Every entry below should be printed exactly, without its images.

== Excerpted data ==
────
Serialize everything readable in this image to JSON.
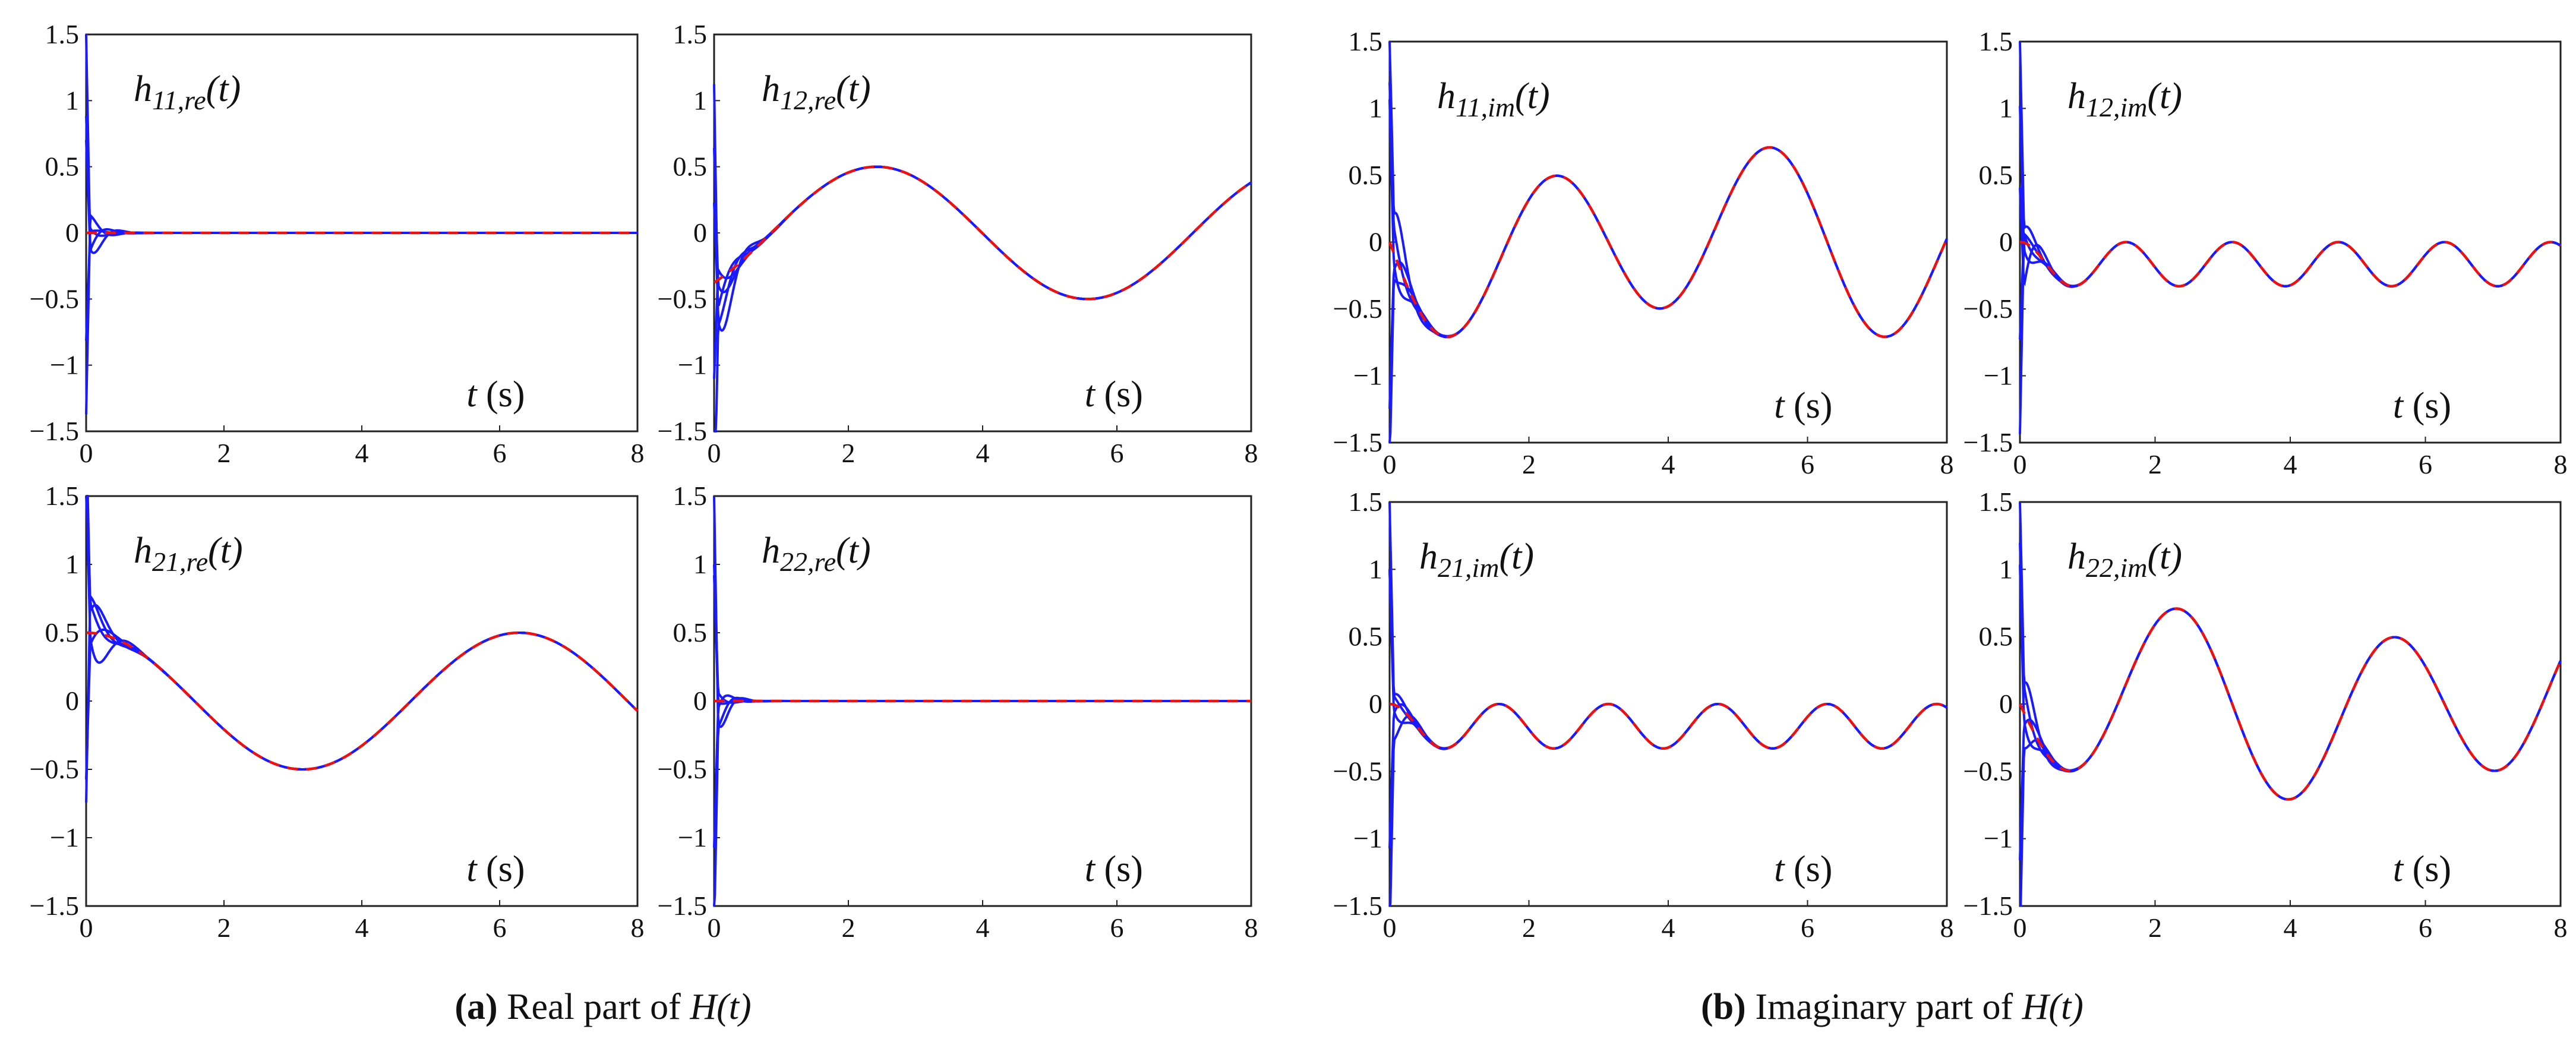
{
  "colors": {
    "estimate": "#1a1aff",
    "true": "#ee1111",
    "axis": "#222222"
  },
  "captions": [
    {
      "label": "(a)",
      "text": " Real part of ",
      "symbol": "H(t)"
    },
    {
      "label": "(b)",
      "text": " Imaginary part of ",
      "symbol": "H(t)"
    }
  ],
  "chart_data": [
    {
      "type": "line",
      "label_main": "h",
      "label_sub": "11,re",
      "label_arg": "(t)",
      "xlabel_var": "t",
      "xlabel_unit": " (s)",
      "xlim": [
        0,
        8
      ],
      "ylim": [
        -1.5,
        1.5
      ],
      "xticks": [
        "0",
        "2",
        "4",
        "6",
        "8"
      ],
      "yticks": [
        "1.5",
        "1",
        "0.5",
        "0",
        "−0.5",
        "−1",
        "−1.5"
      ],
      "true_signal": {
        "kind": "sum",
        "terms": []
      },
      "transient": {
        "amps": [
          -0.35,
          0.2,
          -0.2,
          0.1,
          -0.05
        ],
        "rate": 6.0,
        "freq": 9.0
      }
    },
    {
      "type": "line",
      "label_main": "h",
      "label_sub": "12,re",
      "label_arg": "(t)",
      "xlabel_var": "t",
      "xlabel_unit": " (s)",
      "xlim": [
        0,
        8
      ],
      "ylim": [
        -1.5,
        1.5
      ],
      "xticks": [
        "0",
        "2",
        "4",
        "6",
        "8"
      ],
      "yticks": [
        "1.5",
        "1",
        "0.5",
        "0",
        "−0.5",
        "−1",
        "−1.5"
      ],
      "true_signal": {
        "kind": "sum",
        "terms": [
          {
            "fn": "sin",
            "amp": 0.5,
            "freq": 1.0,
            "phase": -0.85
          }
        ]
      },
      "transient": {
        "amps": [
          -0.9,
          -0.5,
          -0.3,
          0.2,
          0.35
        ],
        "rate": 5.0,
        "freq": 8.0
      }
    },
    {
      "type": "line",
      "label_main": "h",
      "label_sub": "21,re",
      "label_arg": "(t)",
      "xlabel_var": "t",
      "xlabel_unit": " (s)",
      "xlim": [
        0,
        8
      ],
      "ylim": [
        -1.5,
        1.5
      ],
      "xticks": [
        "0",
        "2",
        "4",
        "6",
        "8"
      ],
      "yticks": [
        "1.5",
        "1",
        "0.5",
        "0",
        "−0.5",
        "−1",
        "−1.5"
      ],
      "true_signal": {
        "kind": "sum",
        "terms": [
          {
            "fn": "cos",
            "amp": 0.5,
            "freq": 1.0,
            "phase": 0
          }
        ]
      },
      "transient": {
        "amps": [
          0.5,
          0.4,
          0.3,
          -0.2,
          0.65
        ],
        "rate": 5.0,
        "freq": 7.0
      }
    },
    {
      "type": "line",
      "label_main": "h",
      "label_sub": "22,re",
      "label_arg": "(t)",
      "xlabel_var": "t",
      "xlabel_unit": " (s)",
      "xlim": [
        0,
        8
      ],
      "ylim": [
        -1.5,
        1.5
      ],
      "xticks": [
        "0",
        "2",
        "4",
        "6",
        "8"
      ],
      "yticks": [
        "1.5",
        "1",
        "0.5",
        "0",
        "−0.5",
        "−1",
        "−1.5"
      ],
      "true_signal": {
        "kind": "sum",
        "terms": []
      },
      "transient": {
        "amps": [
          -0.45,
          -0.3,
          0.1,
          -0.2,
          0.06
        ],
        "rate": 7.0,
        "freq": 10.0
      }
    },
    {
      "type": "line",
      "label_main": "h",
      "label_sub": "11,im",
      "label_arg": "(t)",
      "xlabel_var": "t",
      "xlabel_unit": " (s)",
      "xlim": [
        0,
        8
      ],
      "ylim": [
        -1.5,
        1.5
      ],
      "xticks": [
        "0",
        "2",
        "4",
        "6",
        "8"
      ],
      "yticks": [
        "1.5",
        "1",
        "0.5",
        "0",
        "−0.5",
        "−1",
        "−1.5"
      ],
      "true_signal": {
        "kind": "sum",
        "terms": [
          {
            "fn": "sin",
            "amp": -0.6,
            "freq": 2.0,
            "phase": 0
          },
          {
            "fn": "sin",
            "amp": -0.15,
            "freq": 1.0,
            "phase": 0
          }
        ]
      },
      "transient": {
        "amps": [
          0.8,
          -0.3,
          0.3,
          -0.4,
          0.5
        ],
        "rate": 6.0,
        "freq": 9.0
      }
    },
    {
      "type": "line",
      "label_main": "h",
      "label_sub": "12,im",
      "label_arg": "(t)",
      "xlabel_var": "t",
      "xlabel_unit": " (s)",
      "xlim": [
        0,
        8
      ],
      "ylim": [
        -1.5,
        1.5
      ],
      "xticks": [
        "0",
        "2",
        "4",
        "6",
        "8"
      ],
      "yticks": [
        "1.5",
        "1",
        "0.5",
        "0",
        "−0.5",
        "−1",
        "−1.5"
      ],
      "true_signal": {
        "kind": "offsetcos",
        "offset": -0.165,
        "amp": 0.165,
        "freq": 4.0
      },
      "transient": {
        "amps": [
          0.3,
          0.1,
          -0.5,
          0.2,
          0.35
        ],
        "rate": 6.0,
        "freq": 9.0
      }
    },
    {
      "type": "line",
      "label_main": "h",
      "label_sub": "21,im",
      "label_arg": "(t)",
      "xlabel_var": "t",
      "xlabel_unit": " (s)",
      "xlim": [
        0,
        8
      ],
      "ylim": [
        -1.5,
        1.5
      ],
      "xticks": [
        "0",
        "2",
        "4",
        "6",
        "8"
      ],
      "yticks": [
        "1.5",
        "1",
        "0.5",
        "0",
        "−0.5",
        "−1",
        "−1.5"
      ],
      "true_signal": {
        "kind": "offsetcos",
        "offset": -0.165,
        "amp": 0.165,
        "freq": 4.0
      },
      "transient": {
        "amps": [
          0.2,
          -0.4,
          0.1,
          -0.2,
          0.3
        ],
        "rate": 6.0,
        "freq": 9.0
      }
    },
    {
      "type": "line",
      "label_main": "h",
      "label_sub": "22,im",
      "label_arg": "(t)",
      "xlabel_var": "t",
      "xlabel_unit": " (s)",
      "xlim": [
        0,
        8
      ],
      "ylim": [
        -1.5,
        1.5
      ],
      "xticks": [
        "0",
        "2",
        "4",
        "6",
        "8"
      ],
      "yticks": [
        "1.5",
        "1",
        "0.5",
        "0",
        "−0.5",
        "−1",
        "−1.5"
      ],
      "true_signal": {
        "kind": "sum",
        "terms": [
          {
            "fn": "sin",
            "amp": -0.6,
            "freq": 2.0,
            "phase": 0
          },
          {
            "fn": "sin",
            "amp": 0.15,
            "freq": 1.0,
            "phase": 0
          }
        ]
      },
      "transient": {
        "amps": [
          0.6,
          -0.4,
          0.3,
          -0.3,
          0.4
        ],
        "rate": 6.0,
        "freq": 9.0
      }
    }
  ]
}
────
== Solution to the exercise ==
Serialize everything readable in this image to JSON.
{
  "colors": {
    "estimate": "#1a1aff",
    "true": "#ee1111",
    "axis": "#222222"
  },
  "captions": [
    {
      "label": "(a)",
      "text": " Real part of ",
      "symbol": "H(t)"
    },
    {
      "label": "(b)",
      "text": " Imaginary part of ",
      "symbol": "H(t)"
    }
  ],
  "chart_data": [
    {
      "type": "line",
      "label_main": "h",
      "label_sub": "11,re",
      "label_arg": "(t)",
      "xlabel_var": "t",
      "xlabel_unit": " (s)",
      "xlim": [
        0,
        8
      ],
      "ylim": [
        -1.5,
        1.5
      ],
      "xticks": [
        "0",
        "2",
        "4",
        "6",
        "8"
      ],
      "yticks": [
        "1.5",
        "1",
        "0.5",
        "0",
        "−0.5",
        "−1",
        "−1.5"
      ],
      "true_signal": {
        "kind": "sum",
        "terms": []
      },
      "transient": {
        "amps": [
          -0.35,
          0.2,
          -0.2,
          0.1,
          -0.05
        ],
        "rate": 6.0,
        "freq": 9.0
      }
    },
    {
      "type": "line",
      "label_main": "h",
      "label_sub": "12,re",
      "label_arg": "(t)",
      "xlabel_var": "t",
      "xlabel_unit": " (s)",
      "xlim": [
        0,
        8
      ],
      "ylim": [
        -1.5,
        1.5
      ],
      "xticks": [
        "0",
        "2",
        "4",
        "6",
        "8"
      ],
      "yticks": [
        "1.5",
        "1",
        "0.5",
        "0",
        "−0.5",
        "−1",
        "−1.5"
      ],
      "true_signal": {
        "kind": "sum",
        "terms": [
          {
            "fn": "sin",
            "amp": 0.5,
            "freq": 1.0,
            "phase": -0.85
          }
        ]
      },
      "transient": {
        "amps": [
          -0.9,
          -0.5,
          -0.3,
          0.2,
          0.35
        ],
        "rate": 5.0,
        "freq": 8.0
      }
    },
    {
      "type": "line",
      "label_main": "h",
      "label_sub": "21,re",
      "label_arg": "(t)",
      "xlabel_var": "t",
      "xlabel_unit": " (s)",
      "xlim": [
        0,
        8
      ],
      "ylim": [
        -1.5,
        1.5
      ],
      "xticks": [
        "0",
        "2",
        "4",
        "6",
        "8"
      ],
      "yticks": [
        "1.5",
        "1",
        "0.5",
        "0",
        "−0.5",
        "−1",
        "−1.5"
      ],
      "true_signal": {
        "kind": "sum",
        "terms": [
          {
            "fn": "cos",
            "amp": 0.5,
            "freq": 1.0,
            "phase": 0
          }
        ]
      },
      "transient": {
        "amps": [
          0.5,
          0.4,
          0.3,
          -0.2,
          0.65
        ],
        "rate": 5.0,
        "freq": 7.0
      }
    },
    {
      "type": "line",
      "label_main": "h",
      "label_sub": "22,re",
      "label_arg": "(t)",
      "xlabel_var": "t",
      "xlabel_unit": " (s)",
      "xlim": [
        0,
        8
      ],
      "ylim": [
        -1.5,
        1.5
      ],
      "xticks": [
        "0",
        "2",
        "4",
        "6",
        "8"
      ],
      "yticks": [
        "1.5",
        "1",
        "0.5",
        "0",
        "−0.5",
        "−1",
        "−1.5"
      ],
      "true_signal": {
        "kind": "sum",
        "terms": []
      },
      "transient": {
        "amps": [
          -0.45,
          -0.3,
          0.1,
          -0.2,
          0.06
        ],
        "rate": 7.0,
        "freq": 10.0
      }
    },
    {
      "type": "line",
      "label_main": "h",
      "label_sub": "11,im",
      "label_arg": "(t)",
      "xlabel_var": "t",
      "xlabel_unit": " (s)",
      "xlim": [
        0,
        8
      ],
      "ylim": [
        -1.5,
        1.5
      ],
      "xticks": [
        "0",
        "2",
        "4",
        "6",
        "8"
      ],
      "yticks": [
        "1.5",
        "1",
        "0.5",
        "0",
        "−0.5",
        "−1",
        "−1.5"
      ],
      "true_signal": {
        "kind": "sum",
        "terms": [
          {
            "fn": "sin",
            "amp": -0.6,
            "freq": 2.0,
            "phase": 0
          },
          {
            "fn": "sin",
            "amp": -0.15,
            "freq": 1.0,
            "phase": 0
          }
        ]
      },
      "transient": {
        "amps": [
          0.8,
          -0.3,
          0.3,
          -0.4,
          0.5
        ],
        "rate": 6.0,
        "freq": 9.0
      }
    },
    {
      "type": "line",
      "label_main": "h",
      "label_sub": "12,im",
      "label_arg": "(t)",
      "xlabel_var": "t",
      "xlabel_unit": " (s)",
      "xlim": [
        0,
        8
      ],
      "ylim": [
        -1.5,
        1.5
      ],
      "xticks": [
        "0",
        "2",
        "4",
        "6",
        "8"
      ],
      "yticks": [
        "1.5",
        "1",
        "0.5",
        "0",
        "−0.5",
        "−1",
        "−1.5"
      ],
      "true_signal": {
        "kind": "offsetcos",
        "offset": -0.165,
        "amp": 0.165,
        "freq": 4.0
      },
      "transient": {
        "amps": [
          0.3,
          0.1,
          -0.5,
          0.2,
          0.35
        ],
        "rate": 6.0,
        "freq": 9.0
      }
    },
    {
      "type": "line",
      "label_main": "h",
      "label_sub": "21,im",
      "label_arg": "(t)",
      "xlabel_var": "t",
      "xlabel_unit": " (s)",
      "xlim": [
        0,
        8
      ],
      "ylim": [
        -1.5,
        1.5
      ],
      "xticks": [
        "0",
        "2",
        "4",
        "6",
        "8"
      ],
      "yticks": [
        "1.5",
        "1",
        "0.5",
        "0",
        "−0.5",
        "−1",
        "−1.5"
      ],
      "true_signal": {
        "kind": "offsetcos",
        "offset": -0.165,
        "amp": 0.165,
        "freq": 4.0
      },
      "transient": {
        "amps": [
          0.2,
          -0.4,
          0.1,
          -0.2,
          0.3
        ],
        "rate": 6.0,
        "freq": 9.0
      }
    },
    {
      "type": "line",
      "label_main": "h",
      "label_sub": "22,im",
      "label_arg": "(t)",
      "xlabel_var": "t",
      "xlabel_unit": " (s)",
      "xlim": [
        0,
        8
      ],
      "ylim": [
        -1.5,
        1.5
      ],
      "xticks": [
        "0",
        "2",
        "4",
        "6",
        "8"
      ],
      "yticks": [
        "1.5",
        "1",
        "0.5",
        "0",
        "−0.5",
        "−1",
        "−1.5"
      ],
      "true_signal": {
        "kind": "sum",
        "terms": [
          {
            "fn": "sin",
            "amp": -0.6,
            "freq": 2.0,
            "phase": 0
          },
          {
            "fn": "sin",
            "amp": 0.15,
            "freq": 1.0,
            "phase": 0
          }
        ]
      },
      "transient": {
        "amps": [
          0.6,
          -0.4,
          0.3,
          -0.3,
          0.4
        ],
        "rate": 6.0,
        "freq": 9.0
      }
    }
  ]
}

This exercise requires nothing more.